**Records provided:**
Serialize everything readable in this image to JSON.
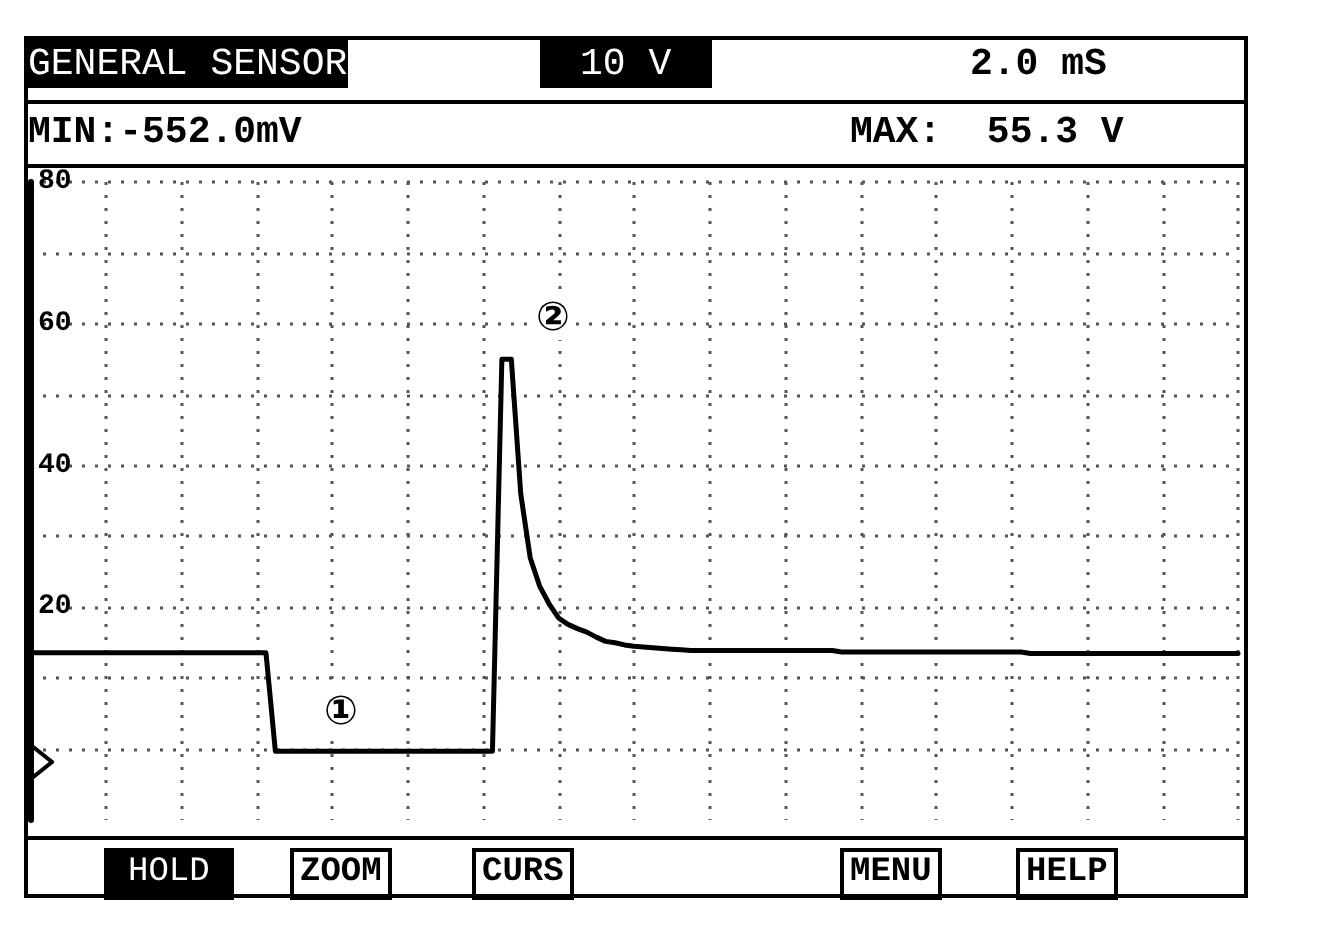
{
  "chart_data": {
    "type": "line",
    "title": "GENERAL SENSOR",
    "categories": [
      null,
      null,
      null,
      null,
      null,
      null,
      null,
      null,
      null,
      null,
      null,
      null,
      null,
      null,
      null,
      null,
      null,
      null,
      null,
      null,
      null,
      null,
      null,
      null,
      null,
      null,
      null,
      null,
      null,
      null,
      null,
      null,
      null,
      null,
      null,
      null,
      null,
      null,
      null,
      null,
      null,
      null,
      null,
      null,
      null,
      null,
      null,
      null,
      null,
      null,
      null,
      null,
      null,
      null,
      null,
      null,
      null,
      null,
      null,
      null,
      null,
      null,
      null,
      null,
      null,
      null,
      null,
      null,
      null,
      null,
      null,
      null,
      null,
      null,
      null,
      null,
      null,
      null,
      null,
      null,
      null,
      null,
      null,
      null,
      null,
      null,
      null,
      null,
      null,
      null,
      null,
      null,
      null,
      null,
      null,
      null,
      null,
      null,
      null,
      null,
      null,
      null,
      null,
      null,
      null,
      null,
      null,
      null,
      null,
      null,
      null,
      null,
      null,
      null,
      null,
      null,
      null,
      null,
      null,
      null,
      null,
      null,
      null,
      null,
      null,
      null,
      null,
      null,
      null
    ],
    "series": [
      {
        "color": "#000000",
        "values": [
          13.6,
          13.6,
          13.6,
          13.6,
          13.6,
          13.6,
          13.6,
          13.6,
          13.6,
          13.6,
          13.6,
          13.6,
          13.6,
          13.6,
          13.6,
          13.6,
          13.6,
          13.6,
          13.6,
          13.6,
          13.6,
          13.6,
          13.6,
          13.6,
          13.6,
          13.6,
          -0.3,
          -0.3,
          -0.3,
          -0.3,
          -0.3,
          -0.3,
          -0.3,
          -0.3,
          -0.3,
          -0.3,
          -0.3,
          -0.3,
          -0.3,
          -0.3,
          -0.3,
          -0.3,
          -0.3,
          -0.3,
          -0.3,
          -0.3,
          -0.3,
          -0.3,
          -0.3,
          -0.3,
          55,
          55,
          36,
          27,
          23,
          20.5,
          18.5,
          17.6,
          17,
          16.5,
          15.8,
          15.2,
          15,
          14.7,
          14.5,
          14.4,
          14.3,
          14.2,
          14.1,
          14,
          13.9,
          13.9,
          13.9,
          13.9,
          13.9,
          13.9,
          13.9,
          13.9,
          13.9,
          13.9,
          13.9,
          13.9,
          13.9,
          13.9,
          13.9,
          13.9,
          13.7,
          13.7,
          13.7,
          13.7,
          13.7,
          13.7,
          13.7,
          13.7,
          13.7,
          13.7,
          13.7,
          13.7,
          13.7,
          13.7,
          13.7,
          13.7,
          13.7,
          13.7,
          13.7,
          13.7,
          13.5,
          13.5,
          13.5,
          13.5,
          13.5,
          13.5,
          13.5,
          13.5,
          13.5,
          13.5,
          13.5,
          13.5,
          13.5,
          13.5,
          13.5,
          13.5,
          13.5,
          13.5,
          13.5,
          13.5,
          13.5,
          13.5,
          13.5
        ]
      }
    ],
    "ylim": [
      -10,
      80
    ],
    "yticks": [
      {
        "value": 0,
        "label": null
      },
      {
        "value": 10,
        "label": null
      },
      20,
      {
        "value": 30,
        "label": null
      },
      40,
      {
        "value": 50,
        "label": null
      },
      60,
      {
        "value": 70,
        "label": null
      },
      80
    ],
    "grid": true,
    "marker": "none",
    "line_style": "solid",
    "annotations": [
      "10 V",
      "2.0 mS",
      "MIN:-552.0mV",
      "MAX:  55.3 V",
      "HOLD",
      "ZOOM",
      "CURS",
      "MENU",
      "HELP",
      "①",
      "②"
    ]
  }
}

**Exercise requirements:** Quote the full listing above word for word; exclude every picture from the copy.

**Reply:**
Serialize everything readable in this image to JSON.
{
  "chart_data": {
    "type": "line",
    "title": "GENERAL SENSOR",
    "categories": [
      null,
      null,
      null,
      null,
      null,
      null,
      null,
      null,
      null,
      null,
      null,
      null,
      null,
      null,
      null,
      null,
      null,
      null,
      null,
      null,
      null,
      null,
      null,
      null,
      null,
      null,
      null,
      null,
      null,
      null,
      null,
      null,
      null,
      null,
      null,
      null,
      null,
      null,
      null,
      null,
      null,
      null,
      null,
      null,
      null,
      null,
      null,
      null,
      null,
      null,
      null,
      null,
      null,
      null,
      null,
      null,
      null,
      null,
      null,
      null,
      null,
      null,
      null,
      null,
      null,
      null,
      null,
      null,
      null,
      null,
      null,
      null,
      null,
      null,
      null,
      null,
      null,
      null,
      null,
      null,
      null,
      null,
      null,
      null,
      null,
      null,
      null,
      null,
      null,
      null,
      null,
      null,
      null,
      null,
      null,
      null,
      null,
      null,
      null,
      null,
      null,
      null,
      null,
      null,
      null,
      null,
      null,
      null,
      null,
      null,
      null,
      null,
      null,
      null,
      null,
      null,
      null,
      null,
      null,
      null,
      null,
      null,
      null,
      null,
      null,
      null,
      null,
      null,
      null
    ],
    "series": [
      {
        "color": "#000000",
        "values": [
          13.6,
          13.6,
          13.6,
          13.6,
          13.6,
          13.6,
          13.6,
          13.6,
          13.6,
          13.6,
          13.6,
          13.6,
          13.6,
          13.6,
          13.6,
          13.6,
          13.6,
          13.6,
          13.6,
          13.6,
          13.6,
          13.6,
          13.6,
          13.6,
          13.6,
          13.6,
          -0.3,
          -0.3,
          -0.3,
          -0.3,
          -0.3,
          -0.3,
          -0.3,
          -0.3,
          -0.3,
          -0.3,
          -0.3,
          -0.3,
          -0.3,
          -0.3,
          -0.3,
          -0.3,
          -0.3,
          -0.3,
          -0.3,
          -0.3,
          -0.3,
          -0.3,
          -0.3,
          -0.3,
          55,
          55,
          36,
          27,
          23,
          20.5,
          18.5,
          17.6,
          17,
          16.5,
          15.8,
          15.2,
          15,
          14.7,
          14.5,
          14.4,
          14.3,
          14.2,
          14.1,
          14,
          13.9,
          13.9,
          13.9,
          13.9,
          13.9,
          13.9,
          13.9,
          13.9,
          13.9,
          13.9,
          13.9,
          13.9,
          13.9,
          13.9,
          13.9,
          13.9,
          13.7,
          13.7,
          13.7,
          13.7,
          13.7,
          13.7,
          13.7,
          13.7,
          13.7,
          13.7,
          13.7,
          13.7,
          13.7,
          13.7,
          13.7,
          13.7,
          13.7,
          13.7,
          13.7,
          13.7,
          13.5,
          13.5,
          13.5,
          13.5,
          13.5,
          13.5,
          13.5,
          13.5,
          13.5,
          13.5,
          13.5,
          13.5,
          13.5,
          13.5,
          13.5,
          13.5,
          13.5,
          13.5,
          13.5,
          13.5,
          13.5,
          13.5,
          13.5
        ]
      }
    ],
    "ylim": [
      -10,
      80
    ],
    "yticks": [
      {
        "value": 0,
        "label": null
      },
      {
        "value": 10,
        "label": null
      },
      20,
      {
        "value": 30,
        "label": null
      },
      40,
      {
        "value": 50,
        "label": null
      },
      60,
      {
        "value": 70,
        "label": null
      },
      80
    ],
    "grid": true,
    "marker": "none",
    "line_style": "solid",
    "annotations": [
      "10 V",
      "2.0 mS",
      "MIN:-552.0mV",
      "MAX:  55.3 V",
      "HOLD",
      "ZOOM",
      "CURS",
      "MENU",
      "HELP",
      "①",
      "②"
    ]
  }
}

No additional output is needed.